== Task statement ==
Repeat the records in full and exactly, omitting pictures.

== The records ==
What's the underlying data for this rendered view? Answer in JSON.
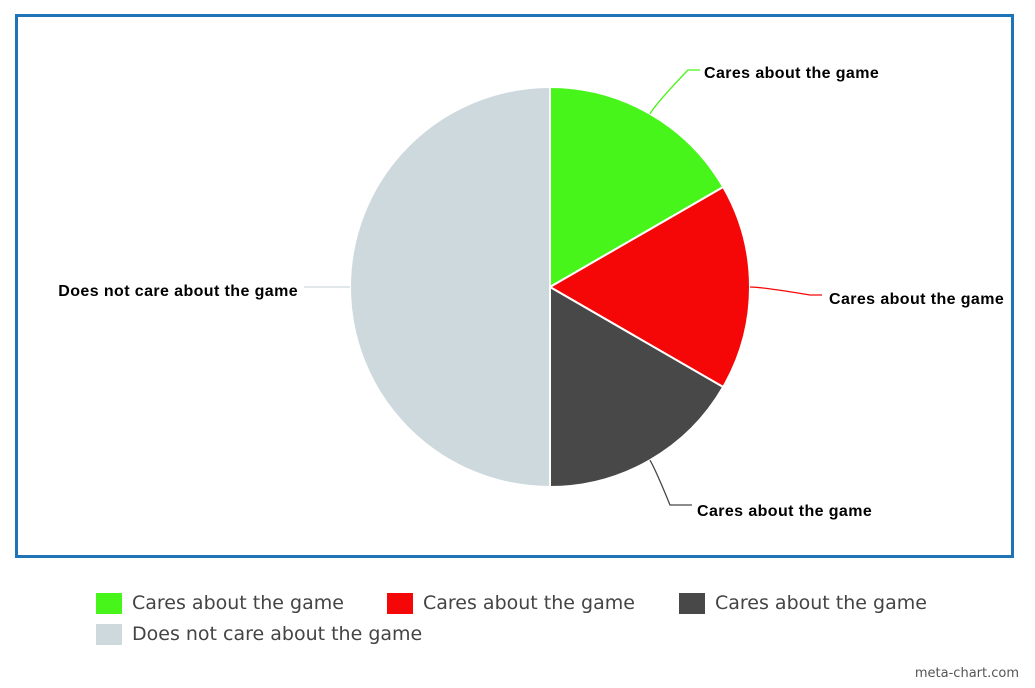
{
  "chart_data": {
    "type": "pie",
    "title": "",
    "categories": [
      "Cares about the game",
      "Cares about the game",
      "Cares about the game",
      "Does not care about the game"
    ],
    "values": [
      16.67,
      16.67,
      16.67,
      50
    ],
    "colors": [
      "#48f51b",
      "#f50707",
      "#484848",
      "#cdd9dc"
    ],
    "legend_placement": "bottom"
  },
  "legend": {
    "items": [
      {
        "label": "Cares about the game",
        "color": "#48f51b"
      },
      {
        "label": "Cares about the game",
        "color": "#f50707"
      },
      {
        "label": "Cares about the game",
        "color": "#484848"
      },
      {
        "label": "Does not care about the game",
        "color": "#cdd9dc"
      }
    ]
  },
  "credit": "meta-chart.com",
  "frame_color": "#1f73b7"
}
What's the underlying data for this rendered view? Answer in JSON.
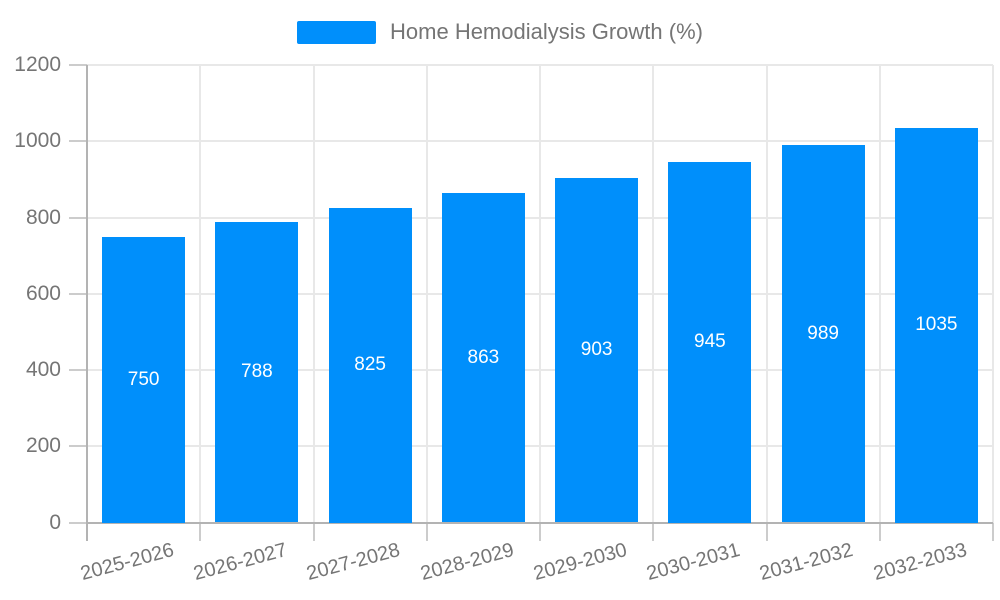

== Exercise answer ==
What's the underlying data for this rendered view? Answer in JSON.
{
  "chart_data": {
    "type": "pie",
    "title": "",
    "categories": [
      "Cares about the game",
      "Cares about the game",
      "Cares about the game",
      "Does not care about the game"
    ],
    "values": [
      16.67,
      16.67,
      16.67,
      50
    ],
    "colors": [
      "#48f51b",
      "#f50707",
      "#484848",
      "#cdd9dc"
    ],
    "legend_placement": "bottom"
  },
  "legend": {
    "items": [
      {
        "label": "Cares about the game",
        "color": "#48f51b"
      },
      {
        "label": "Cares about the game",
        "color": "#f50707"
      },
      {
        "label": "Cares about the game",
        "color": "#484848"
      },
      {
        "label": "Does not care about the game",
        "color": "#cdd9dc"
      }
    ]
  },
  "credit": "meta-chart.com",
  "frame_color": "#1f73b7"
}
What's the underlying data for this rendered view? Answer in JSON.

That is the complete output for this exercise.